» **Source data**
▽

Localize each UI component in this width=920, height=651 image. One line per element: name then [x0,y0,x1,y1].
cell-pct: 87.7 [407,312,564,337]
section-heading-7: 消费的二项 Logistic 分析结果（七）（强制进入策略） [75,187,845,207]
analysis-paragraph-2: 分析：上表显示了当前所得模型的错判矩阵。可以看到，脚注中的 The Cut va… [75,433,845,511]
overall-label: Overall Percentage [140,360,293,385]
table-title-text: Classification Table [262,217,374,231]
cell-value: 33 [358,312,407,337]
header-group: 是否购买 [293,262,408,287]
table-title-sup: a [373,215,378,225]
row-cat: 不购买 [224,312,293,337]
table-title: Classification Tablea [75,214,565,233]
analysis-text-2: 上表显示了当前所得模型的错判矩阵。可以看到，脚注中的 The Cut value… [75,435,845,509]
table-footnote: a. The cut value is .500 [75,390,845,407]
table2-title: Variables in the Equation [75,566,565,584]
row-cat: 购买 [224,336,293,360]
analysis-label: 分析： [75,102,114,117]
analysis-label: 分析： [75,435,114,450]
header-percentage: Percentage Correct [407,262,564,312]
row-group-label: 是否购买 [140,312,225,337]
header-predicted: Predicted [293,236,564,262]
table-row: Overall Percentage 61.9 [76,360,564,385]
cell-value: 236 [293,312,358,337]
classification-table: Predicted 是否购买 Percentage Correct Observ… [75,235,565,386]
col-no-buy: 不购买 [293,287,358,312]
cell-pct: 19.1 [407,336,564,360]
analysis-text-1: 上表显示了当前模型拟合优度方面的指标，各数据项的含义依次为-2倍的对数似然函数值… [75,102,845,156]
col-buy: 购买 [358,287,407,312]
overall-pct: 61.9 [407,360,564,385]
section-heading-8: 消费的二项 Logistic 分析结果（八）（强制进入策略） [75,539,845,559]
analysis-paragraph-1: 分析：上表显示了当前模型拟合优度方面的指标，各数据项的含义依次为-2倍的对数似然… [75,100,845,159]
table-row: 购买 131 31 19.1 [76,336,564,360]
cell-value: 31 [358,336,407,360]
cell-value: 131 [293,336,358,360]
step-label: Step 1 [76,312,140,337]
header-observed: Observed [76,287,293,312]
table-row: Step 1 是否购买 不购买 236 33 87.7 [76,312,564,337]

△

» **Exercise**
Format the items from the start through the line containing "overall-pct: 61.9 [407,360,564,385]" as a numbered list, leaving out any blank lines.

» **Output of the task**
1. Localize each UI component in this width=920, height=651 image. One line per element: name then [x0,y0,x1,y1].
2. cell-pct: 87.7 [407,312,564,337]
3. section-heading-7: 消费的二项 Logistic 分析结果（七）（强制进入策略） [75,187,845,207]
4. analysis-paragraph-2: 分析：上表显示了当前所得模型的错判矩阵。可以看到，脚注中的 The Cut va… [75,433,845,511]
5. overall-label: Overall Percentage [140,360,293,385]
6. table-title-text: Classification Table [262,217,374,231]
7. cell-value: 33 [358,312,407,337]
8. header-group: 是否购买 [293,262,408,287]
9. table-title-sup: a [373,215,378,225]
10. row-cat: 不购买 [224,312,293,337]
11. table-title: Classification Tablea [75,214,565,233]
12. analysis-text-2: 上表显示了当前所得模型的错判矩阵。可以看到，脚注中的 The Cut value… [75,435,845,509]
13. table-footnote: a. The cut value is .500 [75,390,845,407]
14. table2-title: Variables in the Equation [75,566,565,584]
15. row-cat: 购买 [224,336,293,360]
16. analysis-label: 分析： [75,102,114,117]
17. analysis-label: 分析： [75,435,114,450]
18. header-percentage: Percentage Correct [407,262,564,312]
19. row-group-label: 是否购买 [140,312,225,337]
20. header-predicted: Predicted [293,236,564,262]
21. table-row: Overall Percentage 61.9 [76,360,564,385]
22. cell-value: 236 [293,312,358,337]
23. classification-table: Predicted 是否购买 Percentage Correct Observ… [75,235,565,386]
24. col-no-buy: 不购买 [293,287,358,312]
25. cell-pct: 19.1 [407,336,564,360]
26. analysis-text-1: 上表显示了当前模型拟合优度方面的指标，各数据项的含义依次为-2倍的对数似然函数值… [75,102,845,156]
27. col-buy: 购买 [358,287,407,312]
28. overall-pct: 61.9 [407,360,564,385]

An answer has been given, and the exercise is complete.